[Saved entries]
◆ ◆ ◆ ◆

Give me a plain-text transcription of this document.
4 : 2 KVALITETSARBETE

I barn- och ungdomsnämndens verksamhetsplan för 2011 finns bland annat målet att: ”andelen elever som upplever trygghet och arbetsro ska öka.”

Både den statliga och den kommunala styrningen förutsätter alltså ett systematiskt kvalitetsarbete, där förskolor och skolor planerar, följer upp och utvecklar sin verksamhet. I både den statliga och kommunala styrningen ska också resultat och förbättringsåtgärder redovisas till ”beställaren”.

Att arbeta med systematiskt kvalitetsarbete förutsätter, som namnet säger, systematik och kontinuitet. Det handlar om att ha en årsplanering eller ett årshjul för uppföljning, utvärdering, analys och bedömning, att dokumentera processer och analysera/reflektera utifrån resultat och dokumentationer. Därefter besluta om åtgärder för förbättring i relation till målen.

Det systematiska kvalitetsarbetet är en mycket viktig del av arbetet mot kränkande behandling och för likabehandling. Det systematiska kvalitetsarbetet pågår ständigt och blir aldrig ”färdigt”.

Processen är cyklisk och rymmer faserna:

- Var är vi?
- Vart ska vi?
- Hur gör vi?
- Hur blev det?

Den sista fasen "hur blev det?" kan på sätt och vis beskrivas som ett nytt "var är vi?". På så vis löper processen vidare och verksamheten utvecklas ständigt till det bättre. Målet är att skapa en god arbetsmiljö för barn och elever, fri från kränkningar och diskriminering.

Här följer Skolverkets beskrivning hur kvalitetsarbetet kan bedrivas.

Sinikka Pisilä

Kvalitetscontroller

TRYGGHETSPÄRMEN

◆ ◆ ◆ ◆

**DIRECTIONS:**
Read the data above and count the lines that include "elever". Answer only with the count.

**THE RESPONSE:**
2